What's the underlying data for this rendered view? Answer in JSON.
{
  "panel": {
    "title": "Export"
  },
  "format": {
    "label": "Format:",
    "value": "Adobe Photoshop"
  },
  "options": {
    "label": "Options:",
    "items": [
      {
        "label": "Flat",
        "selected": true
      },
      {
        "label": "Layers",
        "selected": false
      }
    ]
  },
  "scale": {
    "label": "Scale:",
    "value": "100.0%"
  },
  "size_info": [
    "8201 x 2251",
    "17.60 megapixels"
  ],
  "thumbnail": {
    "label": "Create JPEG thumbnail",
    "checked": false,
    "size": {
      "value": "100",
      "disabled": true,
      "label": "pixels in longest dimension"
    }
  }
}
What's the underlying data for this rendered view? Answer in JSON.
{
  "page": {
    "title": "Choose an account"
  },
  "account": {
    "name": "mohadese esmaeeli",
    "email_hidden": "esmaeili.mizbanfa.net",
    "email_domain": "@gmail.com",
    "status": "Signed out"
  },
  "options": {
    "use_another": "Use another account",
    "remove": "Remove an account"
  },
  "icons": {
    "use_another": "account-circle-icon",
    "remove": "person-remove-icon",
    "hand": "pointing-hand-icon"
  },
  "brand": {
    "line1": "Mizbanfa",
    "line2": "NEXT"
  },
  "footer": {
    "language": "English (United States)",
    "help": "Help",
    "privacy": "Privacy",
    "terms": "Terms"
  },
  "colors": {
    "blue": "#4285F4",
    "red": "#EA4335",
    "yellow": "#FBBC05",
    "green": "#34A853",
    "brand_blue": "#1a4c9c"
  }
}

══════════════════════════════

# [EXERCISE BRIEF]
Copy, from the material above, each line in which the string "remove" occurs.

# [RESULT FOR THIS TASK]
    "remove": "Remove an account"
    "remove": "person-remove-icon",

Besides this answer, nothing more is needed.